Write out all records as given; omit images.

========================================

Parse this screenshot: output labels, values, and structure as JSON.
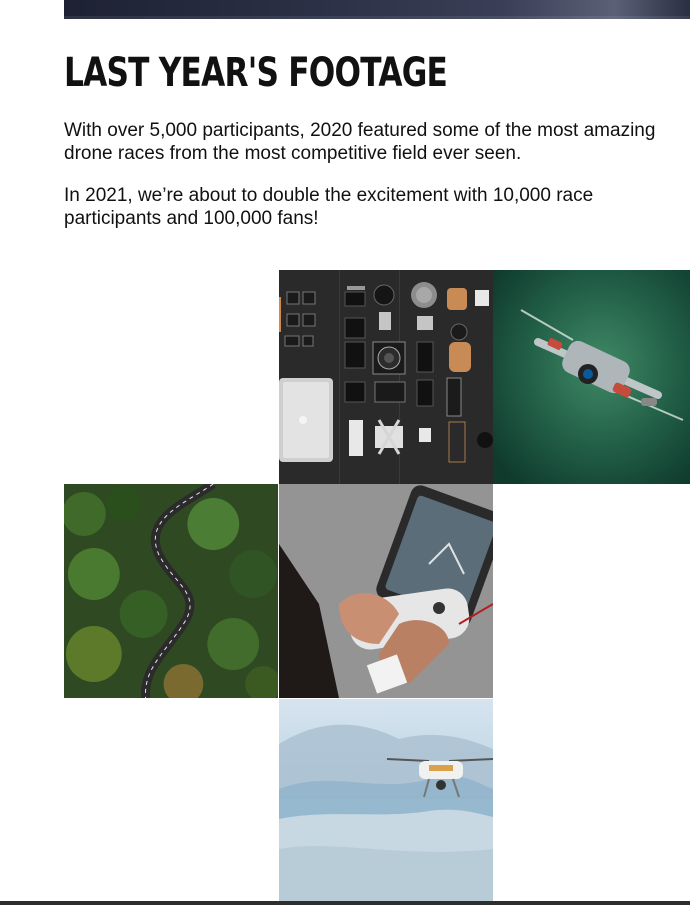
{
  "section": {
    "title": "LAST YEAR'S FOOTAGE",
    "paragraphs": [
      "With over 5,000 participants, 2020 featured some of the most amazing drone races from the most competitive field ever seen.",
      "In 2021, we’re about to double the excitement with 10,000 race participants and 100,000 fans!"
    ]
  },
  "gallery": {
    "images": [
      {
        "subject": "camera gear flat lay"
      },
      {
        "subject": "drone in flight over green background"
      },
      {
        "subject": "aerial view of winding road through forest"
      },
      {
        "subject": "hands holding drone controller with tablet"
      },
      {
        "subject": "drone flying over misty mountains"
      }
    ]
  },
  "colors": {
    "text": "#111111",
    "background": "#ffffff",
    "hero_strip": "#2b3046",
    "footer_strip": "#2e2e2e"
  }
}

========================================

* Worked solution:
Parse this screenshot: output labels, values, and structure as JSON.
{
  "section": {
    "title": "LAST YEAR'S FOOTAGE",
    "paragraphs": [
      "With over 5,000 participants, 2020 featured some of the most amazing drone races from the most competitive field ever seen.",
      "In 2021, we’re about to double the excitement with 10,000 race participants and 100,000 fans!"
    ]
  },
  "gallery": {
    "images": [
      {
        "subject": "camera gear flat lay"
      },
      {
        "subject": "drone in flight over green background"
      },
      {
        "subject": "aerial view of winding road through forest"
      },
      {
        "subject": "hands holding drone controller with tablet"
      },
      {
        "subject": "drone flying over misty mountains"
      }
    ]
  },
  "colors": {
    "text": "#111111",
    "background": "#ffffff",
    "hero_strip": "#2b3046",
    "footer_strip": "#2e2e2e"
  }
}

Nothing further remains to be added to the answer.